## What you should do
Consider the records below. How many of their lines include the word "Ethan"? State the number and nothing else.

## Information shown

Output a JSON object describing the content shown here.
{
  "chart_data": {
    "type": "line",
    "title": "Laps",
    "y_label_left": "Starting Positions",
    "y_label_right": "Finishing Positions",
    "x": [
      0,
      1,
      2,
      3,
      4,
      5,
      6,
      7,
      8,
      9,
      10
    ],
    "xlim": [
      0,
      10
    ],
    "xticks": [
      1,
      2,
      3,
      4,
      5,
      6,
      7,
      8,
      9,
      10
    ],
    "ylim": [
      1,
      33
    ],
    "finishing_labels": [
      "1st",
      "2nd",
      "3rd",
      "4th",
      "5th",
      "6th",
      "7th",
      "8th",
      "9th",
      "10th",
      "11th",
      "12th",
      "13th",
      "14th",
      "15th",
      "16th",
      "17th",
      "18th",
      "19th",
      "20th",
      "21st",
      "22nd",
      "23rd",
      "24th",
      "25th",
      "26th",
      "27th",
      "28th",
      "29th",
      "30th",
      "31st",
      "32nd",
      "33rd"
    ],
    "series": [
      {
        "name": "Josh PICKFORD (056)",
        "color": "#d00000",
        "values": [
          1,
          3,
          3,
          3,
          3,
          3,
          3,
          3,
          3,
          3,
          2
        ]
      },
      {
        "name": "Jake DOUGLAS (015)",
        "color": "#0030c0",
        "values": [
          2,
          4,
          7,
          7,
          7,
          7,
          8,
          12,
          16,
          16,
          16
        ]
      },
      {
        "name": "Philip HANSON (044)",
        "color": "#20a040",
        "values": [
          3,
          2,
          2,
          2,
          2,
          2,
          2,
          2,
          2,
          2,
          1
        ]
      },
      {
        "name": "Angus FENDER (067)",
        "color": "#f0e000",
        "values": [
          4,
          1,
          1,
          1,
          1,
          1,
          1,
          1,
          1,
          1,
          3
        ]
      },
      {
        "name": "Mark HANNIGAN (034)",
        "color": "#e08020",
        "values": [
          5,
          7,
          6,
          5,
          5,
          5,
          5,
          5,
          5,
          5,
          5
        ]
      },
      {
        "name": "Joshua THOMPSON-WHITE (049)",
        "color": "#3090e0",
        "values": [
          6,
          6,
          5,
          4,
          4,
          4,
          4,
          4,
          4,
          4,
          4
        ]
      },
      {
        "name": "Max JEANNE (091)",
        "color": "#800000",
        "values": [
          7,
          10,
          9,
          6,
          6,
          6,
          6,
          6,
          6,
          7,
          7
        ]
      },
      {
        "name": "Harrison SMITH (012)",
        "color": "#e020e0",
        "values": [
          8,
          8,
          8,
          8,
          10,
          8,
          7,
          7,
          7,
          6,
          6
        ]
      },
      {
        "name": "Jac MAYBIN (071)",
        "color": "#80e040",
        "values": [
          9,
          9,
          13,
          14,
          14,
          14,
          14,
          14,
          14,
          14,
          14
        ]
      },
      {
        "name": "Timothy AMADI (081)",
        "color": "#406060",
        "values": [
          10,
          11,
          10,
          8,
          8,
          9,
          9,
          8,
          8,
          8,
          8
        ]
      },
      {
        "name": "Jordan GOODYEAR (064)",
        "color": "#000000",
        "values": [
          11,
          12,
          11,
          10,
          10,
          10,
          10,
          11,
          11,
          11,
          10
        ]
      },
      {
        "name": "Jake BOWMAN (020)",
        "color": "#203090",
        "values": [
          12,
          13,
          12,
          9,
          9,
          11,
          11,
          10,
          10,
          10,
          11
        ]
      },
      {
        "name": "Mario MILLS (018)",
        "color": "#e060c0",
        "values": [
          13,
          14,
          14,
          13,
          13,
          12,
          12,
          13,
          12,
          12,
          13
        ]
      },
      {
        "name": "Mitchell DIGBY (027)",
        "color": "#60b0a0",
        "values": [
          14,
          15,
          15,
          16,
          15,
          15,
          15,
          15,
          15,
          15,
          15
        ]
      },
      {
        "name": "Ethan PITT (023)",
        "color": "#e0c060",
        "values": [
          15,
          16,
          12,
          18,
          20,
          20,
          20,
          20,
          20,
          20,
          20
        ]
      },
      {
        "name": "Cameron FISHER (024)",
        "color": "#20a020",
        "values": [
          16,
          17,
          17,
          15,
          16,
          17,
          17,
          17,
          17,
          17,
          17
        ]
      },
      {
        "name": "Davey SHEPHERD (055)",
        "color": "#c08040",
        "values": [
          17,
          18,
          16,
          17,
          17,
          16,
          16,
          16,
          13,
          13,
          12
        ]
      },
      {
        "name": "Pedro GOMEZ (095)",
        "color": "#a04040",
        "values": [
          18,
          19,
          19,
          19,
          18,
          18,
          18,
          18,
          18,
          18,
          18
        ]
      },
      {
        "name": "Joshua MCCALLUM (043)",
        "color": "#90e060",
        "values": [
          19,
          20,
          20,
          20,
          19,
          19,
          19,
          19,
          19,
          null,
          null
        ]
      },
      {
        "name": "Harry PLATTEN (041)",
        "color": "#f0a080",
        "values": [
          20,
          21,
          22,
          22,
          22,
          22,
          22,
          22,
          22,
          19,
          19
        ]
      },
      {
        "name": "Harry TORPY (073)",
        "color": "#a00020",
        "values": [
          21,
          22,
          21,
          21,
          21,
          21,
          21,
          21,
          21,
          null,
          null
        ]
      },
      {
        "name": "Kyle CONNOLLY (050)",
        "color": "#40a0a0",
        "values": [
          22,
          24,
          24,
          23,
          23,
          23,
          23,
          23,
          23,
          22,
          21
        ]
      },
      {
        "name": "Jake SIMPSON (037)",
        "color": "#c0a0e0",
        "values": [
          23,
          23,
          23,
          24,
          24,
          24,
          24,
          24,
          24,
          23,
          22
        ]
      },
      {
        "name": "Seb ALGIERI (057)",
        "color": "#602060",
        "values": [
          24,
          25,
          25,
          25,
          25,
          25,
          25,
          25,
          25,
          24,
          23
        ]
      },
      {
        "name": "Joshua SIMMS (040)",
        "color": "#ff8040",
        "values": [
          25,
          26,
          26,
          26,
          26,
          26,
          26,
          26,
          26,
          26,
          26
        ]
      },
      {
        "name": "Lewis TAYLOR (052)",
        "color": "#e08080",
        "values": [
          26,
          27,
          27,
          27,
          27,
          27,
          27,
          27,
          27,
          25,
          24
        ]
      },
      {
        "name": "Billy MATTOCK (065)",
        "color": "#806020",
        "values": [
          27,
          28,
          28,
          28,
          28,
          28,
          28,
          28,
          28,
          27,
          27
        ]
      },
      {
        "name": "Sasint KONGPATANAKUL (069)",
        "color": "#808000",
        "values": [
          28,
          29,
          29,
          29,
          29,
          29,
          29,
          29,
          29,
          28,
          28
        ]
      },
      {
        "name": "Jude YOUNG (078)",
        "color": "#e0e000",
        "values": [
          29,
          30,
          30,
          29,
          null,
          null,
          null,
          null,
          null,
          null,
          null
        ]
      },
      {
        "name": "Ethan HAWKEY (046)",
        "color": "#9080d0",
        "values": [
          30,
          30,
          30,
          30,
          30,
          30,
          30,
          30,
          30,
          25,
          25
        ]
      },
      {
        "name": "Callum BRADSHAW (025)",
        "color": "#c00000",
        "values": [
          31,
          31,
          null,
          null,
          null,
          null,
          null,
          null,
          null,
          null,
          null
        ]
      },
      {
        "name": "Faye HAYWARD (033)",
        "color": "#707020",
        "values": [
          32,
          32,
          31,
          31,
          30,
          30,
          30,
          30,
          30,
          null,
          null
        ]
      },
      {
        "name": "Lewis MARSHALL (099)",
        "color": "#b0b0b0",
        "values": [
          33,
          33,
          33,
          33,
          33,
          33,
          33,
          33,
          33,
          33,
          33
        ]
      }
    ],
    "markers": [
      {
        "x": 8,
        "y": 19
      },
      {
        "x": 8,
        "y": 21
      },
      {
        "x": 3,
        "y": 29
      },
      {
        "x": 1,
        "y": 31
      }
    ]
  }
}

## Right answer
2